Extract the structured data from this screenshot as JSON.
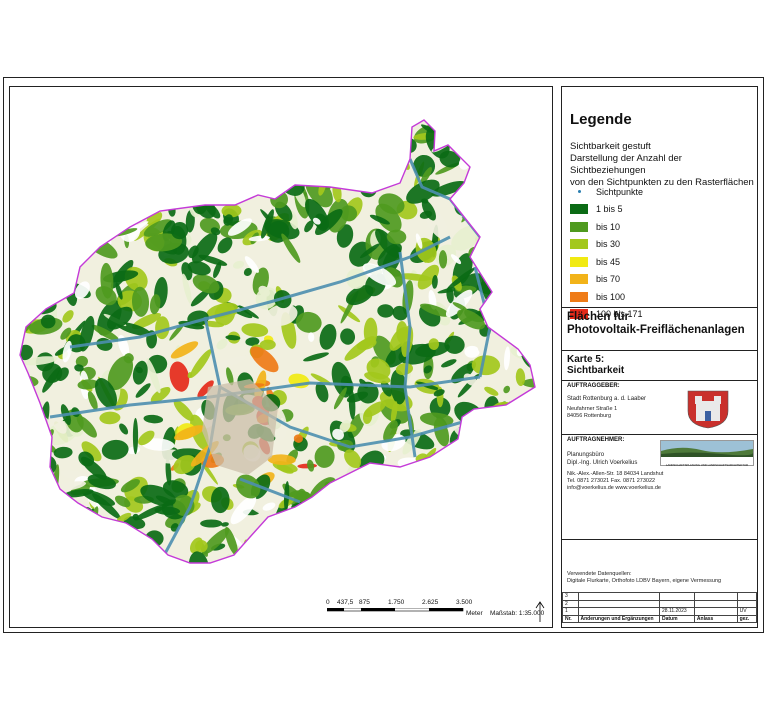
{
  "legend": {
    "title": "Legende",
    "subtitle_1": "Sichtbarkeit gestuft",
    "subtitle_2": "Darstellung der Anzahl der Sichtbeziehungen",
    "subtitle_3": "von den Sichtpunkten zu den Rasterflächen",
    "points_label": "Sichtpunkte",
    "classes": [
      {
        "label": "1 bis 5",
        "color": "#0b6b15"
      },
      {
        "label": "bis 10",
        "color": "#4f9a1f"
      },
      {
        "label": "bis 30",
        "color": "#a3c81c"
      },
      {
        "label": "bis 45",
        "color": "#f1ea12"
      },
      {
        "label": "bis 70",
        "color": "#f2b319"
      },
      {
        "label": "bis 100",
        "color": "#ef7b17"
      },
      {
        "label": "100 bis 171",
        "color": "#e52a1a"
      }
    ]
  },
  "project": {
    "title_1": "Flächen für",
    "title_2": "Photovoltaik-Freiflächenanlagen"
  },
  "map_sheet": {
    "number": "Karte 5:",
    "name": "Sichtbarkeit"
  },
  "client": {
    "label": "AUFTRAGGEBER:",
    "name": "Stadt Rottenburg a. d. Laaber",
    "street": "Neufahrner Straße 1",
    "city": "84056 Rottenburg"
  },
  "contractor": {
    "label": "AUFTRAGNEHMER:",
    "name_1": "Planungsbüro",
    "name_2": "Dipl.-Ing. Ulrich Voerkelius",
    "address": "Nik.-Alex.-Allen-Str. 18 84034 Landshut",
    "phone": "Tel. 0871 273021   Fax. 0871 273022",
    "web": "info@voerkelius.de   www.voerkelius.de",
    "logo_caption": "LANDSCHAFTSPLANUNG UND LANDSCHAFTSARCHITEKTUR"
  },
  "sources": {
    "label": "Verwendete Datenquellen:",
    "text": "Digitale Flurkarte,  Orthofoto LDBV Bayern, eigene Vermessung"
  },
  "revisions": {
    "rows": [
      {
        "no": "3",
        "text": "",
        "date": "",
        "reason": "",
        "by": ""
      },
      {
        "no": "2",
        "text": "",
        "date": "",
        "reason": "",
        "by": ""
      },
      {
        "no": "1",
        "text": "",
        "date": "28.11.2023",
        "reason": "",
        "by": "UV"
      }
    ],
    "header": {
      "no": "Nr.",
      "text": "Änderungen und Ergänzungen",
      "date": "Datum",
      "reason": "Anlass",
      "by": "gez."
    }
  },
  "scale": {
    "ticks": [
      "0",
      "437,5",
      "875",
      "1.750",
      "2.625",
      "3.500"
    ],
    "unit": "Meter",
    "ratio": "Maßstab: 1:35.000"
  }
}
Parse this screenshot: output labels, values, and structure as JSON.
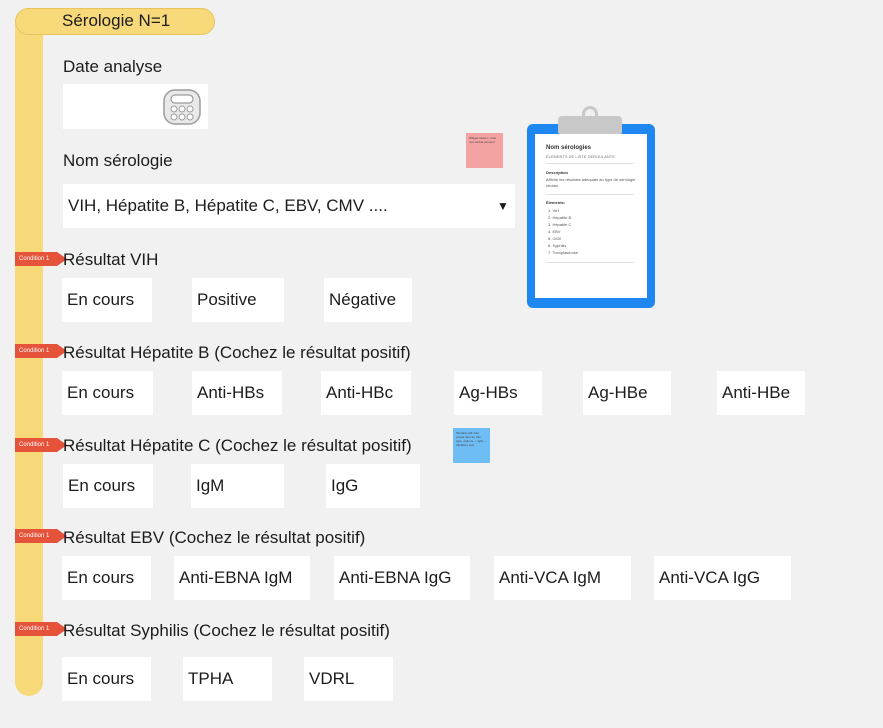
{
  "title": "Sérologie N=1",
  "date_field": {
    "label": "Date analyse",
    "value": ""
  },
  "nom_serologie": {
    "label": "Nom sérologie",
    "value": "VIH, Hépatite B, Hépatite C, EBV, CMV ....",
    "arrow": "▼"
  },
  "condition_tag": "Condition 1",
  "vih": {
    "label": "Résultat VIH",
    "options": [
      "En cours",
      "Positive",
      "Négative"
    ]
  },
  "hepb": {
    "label": "Résultat Hépatite B (Cochez le résultat positif)",
    "options": [
      "En cours",
      "Anti-HBs",
      "Anti-HBc",
      "Ag-HBs",
      "Ag-HBe",
      "Anti-HBe"
    ]
  },
  "hepc": {
    "label": "Résultat Hépatite C (Cochez le résultat positif)",
    "options": [
      "En cours",
      "IgM",
      "IgG"
    ]
  },
  "ebv": {
    "label": "Résultat EBV (Cochez le résultat positif)",
    "options": [
      "En cours",
      "Anti-EBNA IgM",
      "Anti-EBNA IgG",
      "Anti-VCA IgM",
      "Anti-VCA IgG"
    ]
  },
  "syphilis": {
    "label": "Résultat Syphilis (Cochez le résultat positif)",
    "options": [
      "En cours",
      "TPHA",
      "VDRL"
    ]
  },
  "sticky_pink": {
    "text": "Widget sticker / note non-verbal element",
    "color": "#f4a3a3"
  },
  "sticky_blue": {
    "text": "Similarly will note output item for this type, options — IgM — Inhibitory test",
    "color": "#6fbdf5"
  },
  "clipboard": {
    "title": "Nom sérologies",
    "subtitle": "ÉLÉMENTS DE LISTE DÉROULANTE",
    "description_heading": "Description",
    "description": "Affiche les résultats adéquats au type de sérologie choisie",
    "elements_heading": "Éléments:",
    "items": [
      "1. VIH",
      "2. Hépatite B",
      "3. Hépatite C",
      "4. EBV",
      "5. CMV",
      "6. Syphilis",
      "7. Toxoplasmose"
    ]
  }
}
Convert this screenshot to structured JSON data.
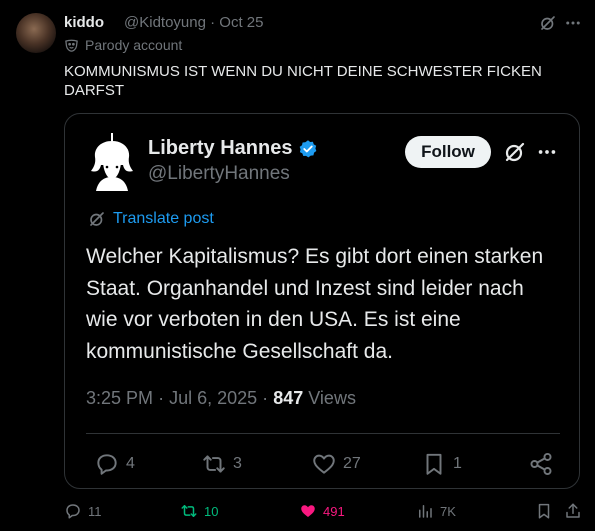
{
  "tweet": {
    "author_name": "kiddo",
    "author_handle": "@Kidtoyung",
    "separator": "·",
    "date": "Oct 25",
    "parody_label": "Parody account",
    "text": "KOMMUNISMUS IST WENN DU NICHT DEINE SCHWESTER FICKEN DARFST",
    "actions": {
      "replies": "11",
      "retweets": "10",
      "likes": "491",
      "views": "7K"
    }
  },
  "quote": {
    "author_name": "Liberty Hannes",
    "author_handle": "@LibertyHannes",
    "follow_label": "Follow",
    "translate_label": "Translate post",
    "text": "Welcher Kapitalismus? Es gibt dort einen starken Staat. Organhandel und Inzest sind leider nach wie vor verboten in den USA. Es ist eine kommunistische Gesellschaft da.",
    "time": "3:25 PM",
    "separator": "·",
    "date": "Jul 6, 2025",
    "separator2": "·",
    "views_count": "847",
    "views_label": "Views",
    "actions": {
      "replies": "4",
      "retweets": "3",
      "likes": "27",
      "bookmarks": "1"
    }
  },
  "colors": {
    "background": "#000000",
    "text": "#e7e9ea",
    "muted": "#71767b",
    "accent": "#1d9bf0",
    "retweet": "#00ba7c",
    "like": "#f91880"
  },
  "icons": [
    "grok-icon",
    "more-icon",
    "parody-mask-icon",
    "verified-badge-icon",
    "translate-icon",
    "reply-icon",
    "retweet-icon",
    "like-icon",
    "bookmark-icon",
    "share-icon",
    "views-icon"
  ]
}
□ □ □
◆ **Prompt**:
Write every record out again exactly; no pictures belong in the copy.

◆ **Result**:
Extract the structured data from this screenshot as JSON.
{
  "legend": {
    "title": "Legende",
    "subtitle_1": "Sichtbarkeit gestuft",
    "subtitle_2": "Darstellung der Anzahl der Sichtbeziehungen",
    "subtitle_3": "von den Sichtpunkten zu den Rasterflächen",
    "points_label": "Sichtpunkte",
    "classes": [
      {
        "label": "1 bis 5",
        "color": "#0b6b15"
      },
      {
        "label": "bis 10",
        "color": "#4f9a1f"
      },
      {
        "label": "bis 30",
        "color": "#a3c81c"
      },
      {
        "label": "bis 45",
        "color": "#f1ea12"
      },
      {
        "label": "bis 70",
        "color": "#f2b319"
      },
      {
        "label": "bis 100",
        "color": "#ef7b17"
      },
      {
        "label": "100 bis 171",
        "color": "#e52a1a"
      }
    ]
  },
  "project": {
    "title_1": "Flächen für",
    "title_2": "Photovoltaik-Freiflächenanlagen"
  },
  "map_sheet": {
    "number": "Karte 5:",
    "name": "Sichtbarkeit"
  },
  "client": {
    "label": "AUFTRAGGEBER:",
    "name": "Stadt Rottenburg a. d. Laaber",
    "street": "Neufahrner Straße 1",
    "city": "84056 Rottenburg"
  },
  "contractor": {
    "label": "AUFTRAGNEHMER:",
    "name_1": "Planungsbüro",
    "name_2": "Dipl.-Ing. Ulrich Voerkelius",
    "address": "Nik.-Alex.-Allen-Str. 18 84034 Landshut",
    "phone": "Tel. 0871 273021   Fax. 0871 273022",
    "web": "info@voerkelius.de   www.voerkelius.de",
    "logo_caption": "LANDSCHAFTSPLANUNG UND LANDSCHAFTSARCHITEKTUR"
  },
  "sources": {
    "label": "Verwendete Datenquellen:",
    "text": "Digitale Flurkarte,  Orthofoto LDBV Bayern, eigene Vermessung"
  },
  "revisions": {
    "rows": [
      {
        "no": "3",
        "text": "",
        "date": "",
        "reason": "",
        "by": ""
      },
      {
        "no": "2",
        "text": "",
        "date": "",
        "reason": "",
        "by": ""
      },
      {
        "no": "1",
        "text": "",
        "date": "28.11.2023",
        "reason": "",
        "by": "UV"
      }
    ],
    "header": {
      "no": "Nr.",
      "text": "Änderungen und Ergänzungen",
      "date": "Datum",
      "reason": "Anlass",
      "by": "gez."
    }
  },
  "scale": {
    "ticks": [
      "0",
      "437,5",
      "875",
      "1.750",
      "2.625",
      "3.500"
    ],
    "unit": "Meter",
    "ratio": "Maßstab: 1:35.000"
  }
}
Parse this screenshot: output labels, values, and structure as JSON.
{
  "title": "Sérologie N=1",
  "date_field": {
    "label": "Date analyse",
    "value": ""
  },
  "nom_serologie": {
    "label": "Nom sérologie",
    "value": "VIH, Hépatite B, Hépatite C, EBV, CMV ....",
    "arrow": "▼"
  },
  "condition_tag": "Condition 1",
  "vih": {
    "label": "Résultat VIH",
    "options": [
      "En cours",
      "Positive",
      "Négative"
    ]
  },
  "hepb": {
    "label": "Résultat Hépatite B (Cochez le résultat positif)",
    "options": [
      "En cours",
      "Anti-HBs",
      "Anti-HBc",
      "Ag-HBs",
      "Ag-HBe",
      "Anti-HBe"
    ]
  },
  "hepc": {
    "label": "Résultat Hépatite C (Cochez le résultat positif)",
    "options": [
      "En cours",
      "IgM",
      "IgG"
    ]
  },
  "ebv": {
    "label": "Résultat EBV (Cochez le résultat positif)",
    "options": [
      "En cours",
      "Anti-EBNA IgM",
      "Anti-EBNA IgG",
      "Anti-VCA IgM",
      "Anti-VCA IgG"
    ]
  },
  "syphilis": {
    "label": "Résultat Syphilis (Cochez le résultat positif)",
    "options": [
      "En cours",
      "TPHA",
      "VDRL"
    ]
  },
  "sticky_pink": {
    "text": "Widget sticker / note non-verbal element",
    "color": "#f4a3a3"
  },
  "sticky_blue": {
    "text": "Similarly will note output item for this type, options — IgM — Inhibitory test",
    "color": "#6fbdf5"
  },
  "clipboard": {
    "title": "Nom sérologies",
    "subtitle": "ÉLÉMENTS DE LISTE DÉROULANTE",
    "description_heading": "Description",
    "description": "Affiche les résultats adéquats au type de sérologie choisie",
    "elements_heading": "Éléments:",
    "items": [
      "1. VIH",
      "2. Hépatite B",
      "3. Hépatite C",
      "4. EBV",
      "5. CMV",
      "6. Syphilis",
      "7. Toxoplasmose"
    ]
  }
}
Convert this screenshot to structured JSON data.
{
  "tweet": {
    "author_name": "kiddo",
    "author_handle": "@Kidtoyung",
    "separator": "·",
    "date": "Oct 25",
    "parody_label": "Parody account",
    "text": "KOMMUNISMUS IST WENN DU NICHT DEINE SCHWESTER FICKEN DARFST",
    "actions": {
      "replies": "11",
      "retweets": "10",
      "likes": "491",
      "views": "7K"
    }
  },
  "quote": {
    "author_name": "Liberty Hannes",
    "author_handle": "@LibertyHannes",
    "follow_label": "Follow",
    "translate_label": "Translate post",
    "text": "Welcher Kapitalismus? Es gibt dort einen starken Staat. Organhandel und Inzest sind leider nach wie vor verboten in den USA. Es ist eine kommunistische Gesellschaft da.",
    "time": "3:25 PM",
    "separator": "·",
    "date": "Jul 6, 2025",
    "separator2": "·",
    "views_count": "847",
    "views_label": "Views",
    "actions": {
      "replies": "4",
      "retweets": "3",
      "likes": "27",
      "bookmarks": "1"
    }
  },
  "colors": {
    "background": "#000000",
    "text": "#e7e9ea",
    "muted": "#71767b",
    "accent": "#1d9bf0",
    "retweet": "#00ba7c",
    "like": "#f91880"
  },
  "icons": [
    "grok-icon",
    "more-icon",
    "parody-mask-icon",
    "verified-badge-icon",
    "translate-icon",
    "reply-icon",
    "retweet-icon",
    "like-icon",
    "bookmark-icon",
    "share-icon",
    "views-icon"
  ]
}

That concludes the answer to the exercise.